# PROVIDED MATERIAL:

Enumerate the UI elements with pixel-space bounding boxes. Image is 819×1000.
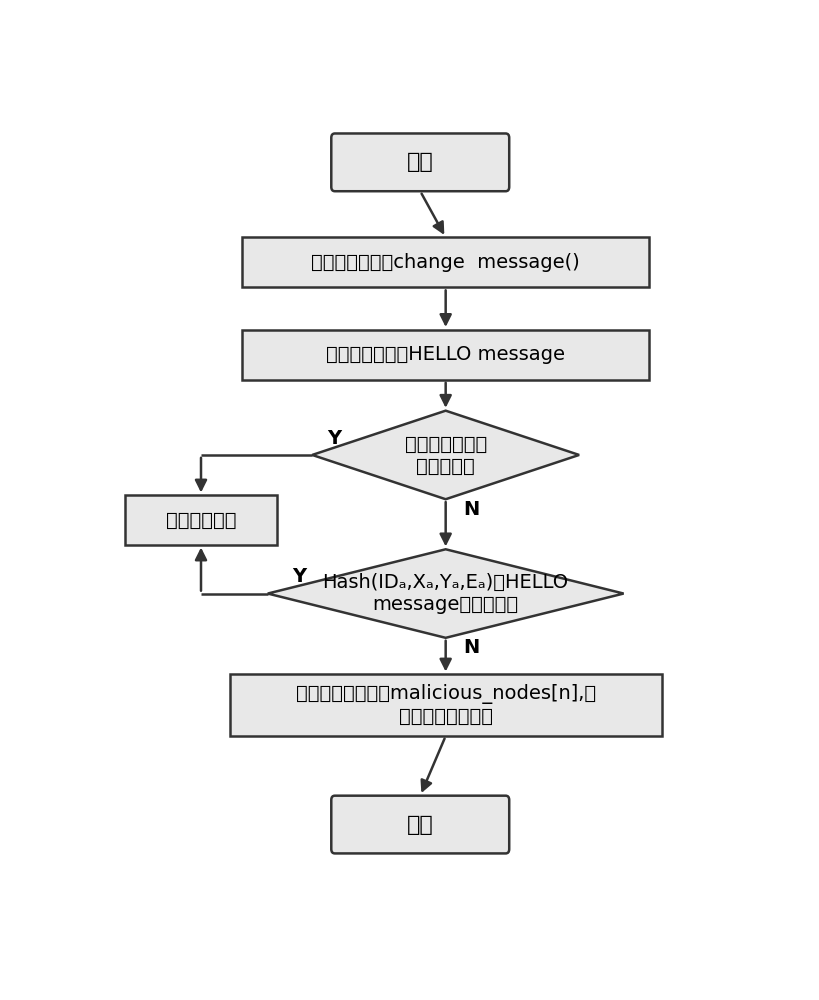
Text: 将该节点放入数组malicious_nodes[n],广
播给邻居将其隔离: 将该节点放入数组malicious_nodes[n],广 播给邻居将其隔离	[295, 684, 595, 726]
Text: Y: Y	[327, 429, 341, 448]
Bar	[229, 674, 661, 736]
Text: 开始: 开始	[406, 152, 433, 172]
FancyBboxPatch shape	[331, 133, 509, 191]
Text: Hash(IDₐ,Xₐ,Yₐ,Eₐ)与HELLO
message中是否相同: Hash(IDₐ,Xₐ,Yₐ,Eₐ)与HELLO message中是否相同	[322, 573, 568, 614]
Text: Y: Y	[292, 567, 306, 586]
Text: N: N	[463, 638, 478, 657]
Text: N: N	[463, 500, 478, 519]
Polygon shape	[312, 411, 578, 499]
Polygon shape	[267, 549, 623, 638]
Bar	[124, 495, 277, 545]
Text: 密鑰环中是否有
相同的密鑰: 密鑰环中是否有 相同的密鑰	[404, 434, 486, 475]
Text: 节点间交换信息change  message(): 节点间交换信息change message()	[311, 253, 579, 272]
Bar	[242, 237, 649, 287]
FancyBboxPatch shape	[331, 796, 509, 853]
Text: 结束: 结束	[406, 815, 433, 835]
Text: 产生会话密鑰: 产生会话密鑰	[165, 511, 236, 530]
Bar	[242, 330, 649, 380]
Text: 收到邻居节点的HELLO message: 收到邻居节点的HELLO message	[326, 345, 564, 364]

# GIVEN TASK:
Reproduce the records word for word, from the line containing "Text: 将该节点放入数组malicious_nodes[n],广" through the end of the records, including both of those lines.

# RESPONSE TO THE EXERCISE:
Text: 将该节点放入数组malicious_nodes[n],广
播给邻居将其隔离: 将该节点放入数组malicious_nodes[n],广 播给邻居将其隔离	[295, 684, 595, 726]
Text: Y: Y	[327, 429, 341, 448]
Bar	[229, 674, 661, 736]
Text: 开始: 开始	[406, 152, 433, 172]
FancyBboxPatch shape	[331, 133, 509, 191]
Text: Hash(IDₐ,Xₐ,Yₐ,Eₐ)与HELLO
message中是否相同: Hash(IDₐ,Xₐ,Yₐ,Eₐ)与HELLO message中是否相同	[322, 573, 568, 614]
Text: Y: Y	[292, 567, 306, 586]
Text: N: N	[463, 638, 478, 657]
Text: N: N	[463, 500, 478, 519]
Polygon shape	[312, 411, 578, 499]
Polygon shape	[267, 549, 623, 638]
Bar	[124, 495, 277, 545]
Text: 密鑰环中是否有
相同的密鑰: 密鑰环中是否有 相同的密鑰	[404, 434, 486, 475]
Text: 节点间交换信息change  message(): 节点间交换信息change message()	[311, 253, 579, 272]
Bar	[242, 237, 649, 287]
FancyBboxPatch shape	[331, 796, 509, 853]
Text: 结束: 结束	[406, 815, 433, 835]
Text: 产生会话密鑰: 产生会话密鑰	[165, 511, 236, 530]
Bar	[242, 330, 649, 380]
Text: 收到邻居节点的HELLO message: 收到邻居节点的HELLO message	[326, 345, 564, 364]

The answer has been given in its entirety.